◆ Given instruction ◆
In the listing that follows, count every line with the word "here" in it and write only the total.

◆ Data provided ◆
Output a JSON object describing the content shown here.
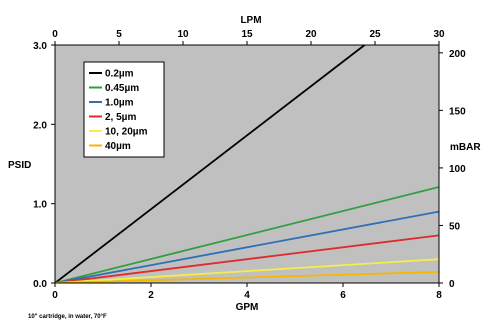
{
  "chart_data": {
    "type": "line",
    "title": "",
    "xlabel": "GPM",
    "ylabel": "PSID",
    "x2label": "LPM",
    "y2label": "mBAR",
    "xlim": [
      0,
      8
    ],
    "ylim": [
      0,
      3.0
    ],
    "x2lim": [
      0,
      30
    ],
    "y2lim": [
      0,
      206.8
    ],
    "x_ticks": [
      0,
      2,
      4,
      6,
      8
    ],
    "x_tick_labels": [
      "0",
      "2",
      "4",
      "6",
      "8"
    ],
    "y_ticks": [
      0,
      1,
      2,
      3
    ],
    "y_tick_labels": [
      "0.0",
      "1.0",
      "2.0",
      "3.0"
    ],
    "x2_ticks": [
      0,
      5,
      10,
      15,
      20,
      25,
      30
    ],
    "x2_tick_labels": [
      "0",
      "5",
      "10",
      "15",
      "20",
      "25",
      "30"
    ],
    "y2_ticks": [
      0,
      50,
      100,
      150,
      200
    ],
    "y2_tick_labels": [
      "0",
      "50",
      "100",
      "150",
      "200"
    ],
    "grid": false,
    "legend_position": "top-left",
    "plot_background": "#c0c0c0",
    "series": [
      {
        "name": "0.2µm",
        "color": "#000000",
        "x": [
          0,
          6.45
        ],
        "y": [
          0,
          3.0
        ]
      },
      {
        "name": "0.45µm",
        "color": "#2e9e3e",
        "x": [
          0,
          8
        ],
        "y": [
          0,
          1.21
        ]
      },
      {
        "name": "1.0µm",
        "color": "#2e6fb5",
        "x": [
          0,
          8
        ],
        "y": [
          0,
          0.9
        ]
      },
      {
        "name": "2, 5µm",
        "color": "#e02b2b",
        "x": [
          0,
          8
        ],
        "y": [
          0,
          0.6
        ]
      },
      {
        "name": "10, 20µm",
        "color": "#f5ee4a",
        "x": [
          0,
          8
        ],
        "y": [
          0,
          0.3
        ]
      },
      {
        "name": "40µm",
        "color": "#f5b800",
        "x": [
          0,
          8
        ],
        "y": [
          0,
          0.14
        ]
      }
    ],
    "footnote": "10\" cartridge, in water, 70°F"
  }
}
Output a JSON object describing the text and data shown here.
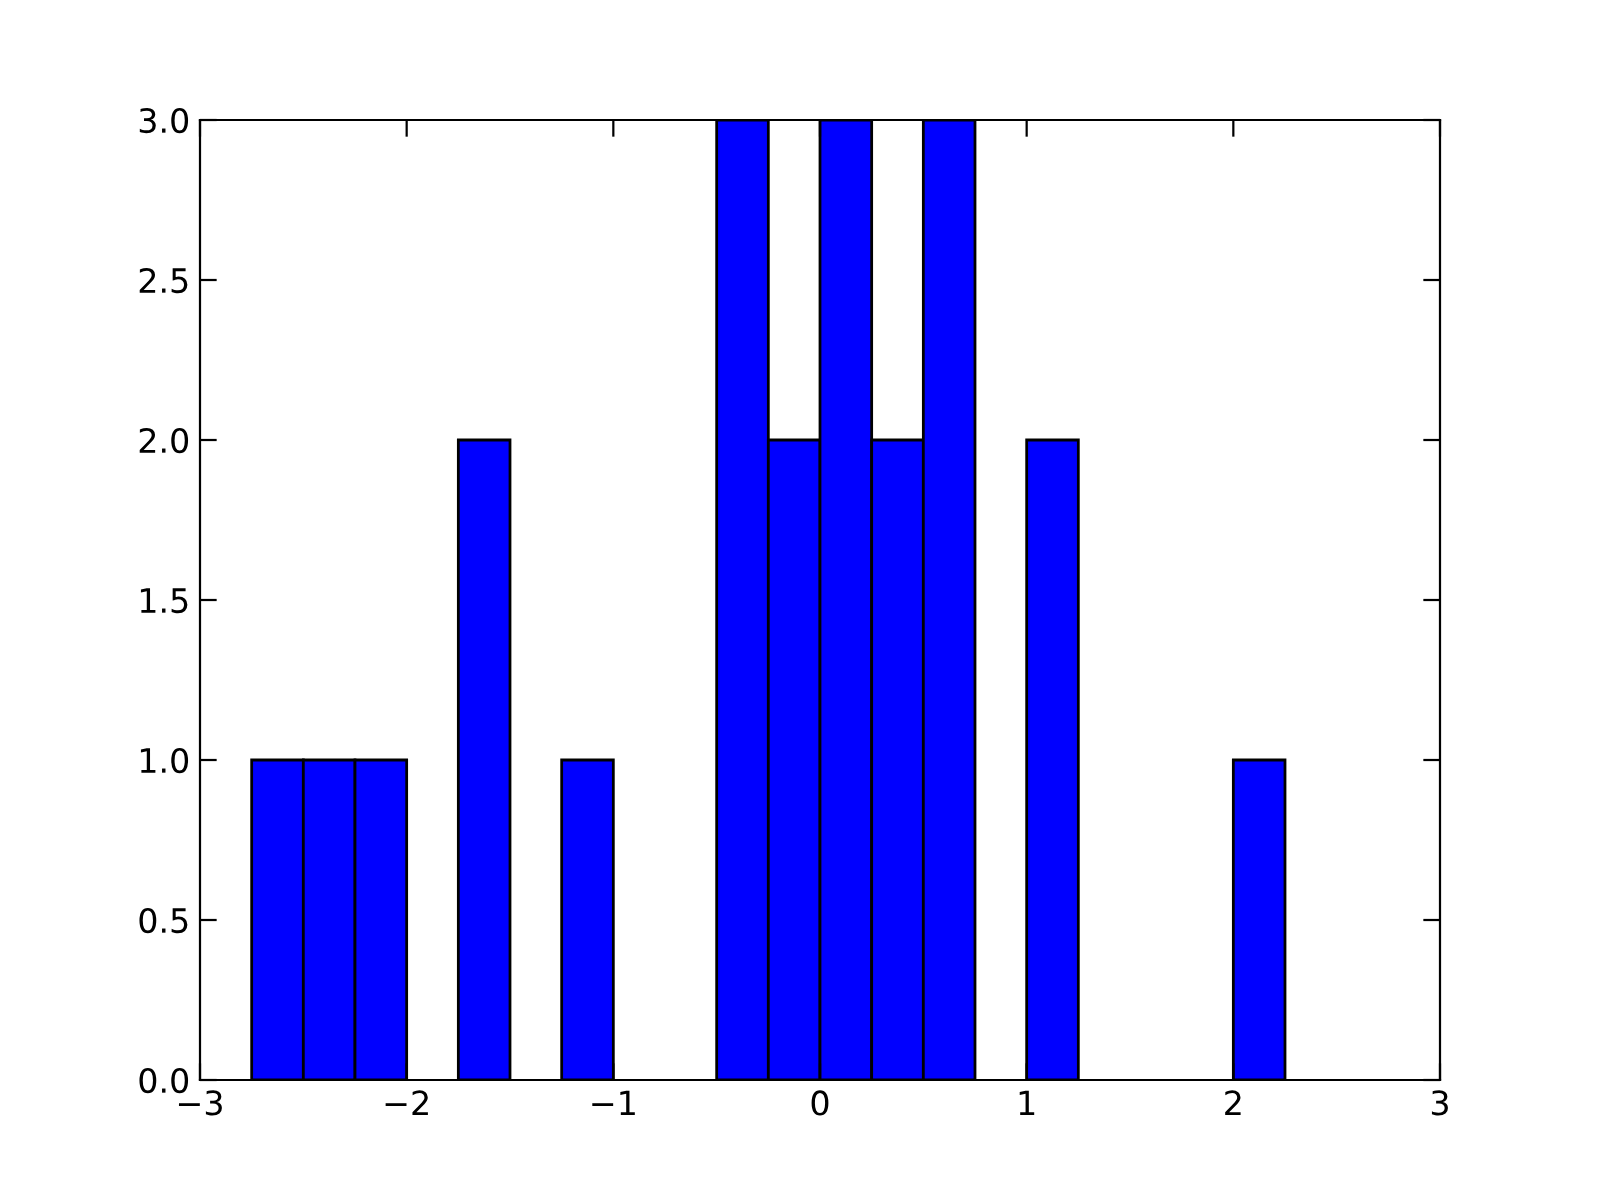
{
  "chart_data": {
    "type": "histogram",
    "bins": [
      -2.75,
      -2.5,
      -2.25,
      -2.0,
      -1.75,
      -1.5,
      -1.25,
      -1.0,
      -0.75,
      -0.5,
      -0.25,
      0.0,
      0.25,
      0.5,
      0.75,
      1.0,
      1.25,
      1.5,
      1.75,
      2.0,
      2.25
    ],
    "values": [
      1,
      1,
      1,
      0,
      2,
      0,
      1,
      0,
      0,
      3,
      2,
      3,
      2,
      3,
      0,
      2,
      0,
      0,
      0,
      1
    ],
    "color": "#0000ff",
    "xlim": [
      -3,
      3
    ],
    "xticks": [
      {
        "value": -3,
        "label": "−3"
      },
      {
        "value": -2,
        "label": "−2"
      },
      {
        "value": -1,
        "label": "−1"
      },
      0,
      1,
      2,
      3
    ],
    "ylim": [
      0,
      3
    ],
    "yticks": [
      {
        "value": 0,
        "label": "0.0"
      },
      0.5,
      {
        "value": 1,
        "label": "1.0"
      },
      1.5,
      {
        "value": 2,
        "label": "2.0"
      },
      2.5,
      {
        "value": 3,
        "label": "3.0"
      }
    ],
    "grid": false
  }
}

◆ Exercise result ◆
2